──────── RECORDS SUPPLIED

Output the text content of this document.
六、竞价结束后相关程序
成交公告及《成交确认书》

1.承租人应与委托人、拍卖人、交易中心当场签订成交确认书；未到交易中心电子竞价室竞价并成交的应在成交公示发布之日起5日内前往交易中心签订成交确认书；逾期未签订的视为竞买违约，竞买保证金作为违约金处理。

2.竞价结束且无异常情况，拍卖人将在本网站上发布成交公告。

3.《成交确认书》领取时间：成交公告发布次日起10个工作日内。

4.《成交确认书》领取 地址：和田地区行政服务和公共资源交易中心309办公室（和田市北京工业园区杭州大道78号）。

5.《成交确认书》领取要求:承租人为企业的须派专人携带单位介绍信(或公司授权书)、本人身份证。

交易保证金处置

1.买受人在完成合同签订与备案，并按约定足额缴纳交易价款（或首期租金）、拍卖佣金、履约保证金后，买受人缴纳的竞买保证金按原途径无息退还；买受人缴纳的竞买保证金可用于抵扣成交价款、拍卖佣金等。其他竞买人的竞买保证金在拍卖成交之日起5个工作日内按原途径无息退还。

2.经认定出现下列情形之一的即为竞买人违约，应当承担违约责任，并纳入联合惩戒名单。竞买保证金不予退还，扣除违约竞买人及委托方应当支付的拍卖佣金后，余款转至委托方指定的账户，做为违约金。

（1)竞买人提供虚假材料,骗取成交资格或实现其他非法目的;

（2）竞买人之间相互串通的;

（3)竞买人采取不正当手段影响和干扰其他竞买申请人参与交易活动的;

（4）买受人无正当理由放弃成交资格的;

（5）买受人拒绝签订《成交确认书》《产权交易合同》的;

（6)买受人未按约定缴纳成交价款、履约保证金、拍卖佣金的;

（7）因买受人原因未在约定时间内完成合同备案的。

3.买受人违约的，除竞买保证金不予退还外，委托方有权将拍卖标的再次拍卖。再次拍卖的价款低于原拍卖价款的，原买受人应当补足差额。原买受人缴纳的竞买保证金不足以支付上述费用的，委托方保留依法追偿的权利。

────────────────

> [TASK TO CARRY OUT] Transcribe every entry verbatim.

> [EXERCISE RESULT]
Output the text content of this document.
六、竞价结束后相关程序
成交公告及《成交确认书》

1.承租人应与委托人、拍卖人、交易中心当场签订成交确认书；未到交易中心电子竞价室竞价并成交的应在成交公示发布之日起5日内前往交易中心签订成交确认书；逾期未签订的视为竞买违约，竞买保证金作为违约金处理。

2.竞价结束且无异常情况，拍卖人将在本网站上发布成交公告。

3.《成交确认书》领取时间：成交公告发布次日起10个工作日内。

4.《成交确认书》领取 地址：和田地区行政服务和公共资源交易中心309办公室（和田市北京工业园区杭州大道78号）。

5.《成交确认书》领取要求:承租人为企业的须派专人携带单位介绍信(或公司授权书)、本人身份证。

交易保证金处置

1.买受人在完成合同签订与备案，并按约定足额缴纳交易价款（或首期租金）、拍卖佣金、履约保证金后，买受人缴纳的竞买保证金按原途径无息退还；买受人缴纳的竞买保证金可用于抵扣成交价款、拍卖佣金等。其他竞买人的竞买保证金在拍卖成交之日起5个工作日内按原途径无息退还。

2.经认定出现下列情形之一的即为竞买人违约，应当承担违约责任，并纳入联合惩戒名单。竞买保证金不予退还，扣除违约竞买人及委托方应当支付的拍卖佣金后，余款转至委托方指定的账户，做为违约金。

（1)竞买人提供虚假材料,骗取成交资格或实现其他非法目的;

（2）竞买人之间相互串通的;

（3)竞买人采取不正当手段影响和干扰其他竞买申请人参与交易活动的;

（4）买受人无正当理由放弃成交资格的;

（5）买受人拒绝签订《成交确认书》《产权交易合同》的;

（6)买受人未按约定缴纳成交价款、履约保证金、拍卖佣金的;

（7）因买受人原因未在约定时间内完成合同备案的。

3.买受人违约的，除竞买保证金不予退还外，委托方有权将拍卖标的再次拍卖。再次拍卖的价款低于原拍卖价款的，原买受人应当补足差额。原买受人缴纳的竞买保证金不足以支付上述费用的，委托方保留依法追偿的权利。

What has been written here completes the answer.